## THE REQUEST
Could you transcribe the material below exactly, without leaving out a single line?

## AVAILABLE DATA
══════════

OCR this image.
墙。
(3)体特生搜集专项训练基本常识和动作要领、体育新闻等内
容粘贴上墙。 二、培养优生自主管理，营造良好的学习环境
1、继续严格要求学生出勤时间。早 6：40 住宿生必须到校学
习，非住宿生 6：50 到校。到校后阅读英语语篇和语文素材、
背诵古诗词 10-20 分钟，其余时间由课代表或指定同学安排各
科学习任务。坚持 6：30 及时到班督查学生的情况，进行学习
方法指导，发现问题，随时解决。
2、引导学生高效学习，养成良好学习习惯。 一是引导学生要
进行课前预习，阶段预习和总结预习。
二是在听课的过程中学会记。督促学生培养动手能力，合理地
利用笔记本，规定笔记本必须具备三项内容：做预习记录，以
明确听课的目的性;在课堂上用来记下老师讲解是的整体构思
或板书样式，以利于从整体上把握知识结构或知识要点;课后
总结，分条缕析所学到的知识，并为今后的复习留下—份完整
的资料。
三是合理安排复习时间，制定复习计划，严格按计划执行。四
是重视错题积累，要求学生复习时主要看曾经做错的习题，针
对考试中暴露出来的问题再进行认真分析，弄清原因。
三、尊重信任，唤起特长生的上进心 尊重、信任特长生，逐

══════════

## EXPECTED OUTPUT
OCR this image.
墙。
(3)体特生搜集专项训练基本常识和动作要领、体育新闻等内
容粘贴上墙。 二、培养优生自主管理，营造良好的学习环境
1、继续严格要求学生出勤时间。早 6：40 住宿生必须到校学
习，非住宿生 6：50 到校。到校后阅读英语语篇和语文素材、
背诵古诗词 10-20 分钟，其余时间由课代表或指定同学安排各
科学习任务。坚持 6：30 及时到班督查学生的情况，进行学习
方法指导，发现问题，随时解决。
2、引导学生高效学习，养成良好学习习惯。 一是引导学生要
进行课前预习，阶段预习和总结预习。
二是在听课的过程中学会记。督促学生培养动手能力，合理地
利用笔记本，规定笔记本必须具备三项内容：做预习记录，以
明确听课的目的性;在课堂上用来记下老师讲解是的整体构思
或板书样式，以利于从整体上把握知识结构或知识要点;课后
总结，分条缕析所学到的知识，并为今后的复习留下—份完整
的资料。
三是合理安排复习时间，制定复习计划，严格按计划执行。四
是重视错题积累，要求学生复习时主要看曾经做错的习题，针
对考试中暴露出来的问题再进行认真分析，弄清原因。
三、尊重信任，唤起特长生的上进心 尊重、信任特长生，逐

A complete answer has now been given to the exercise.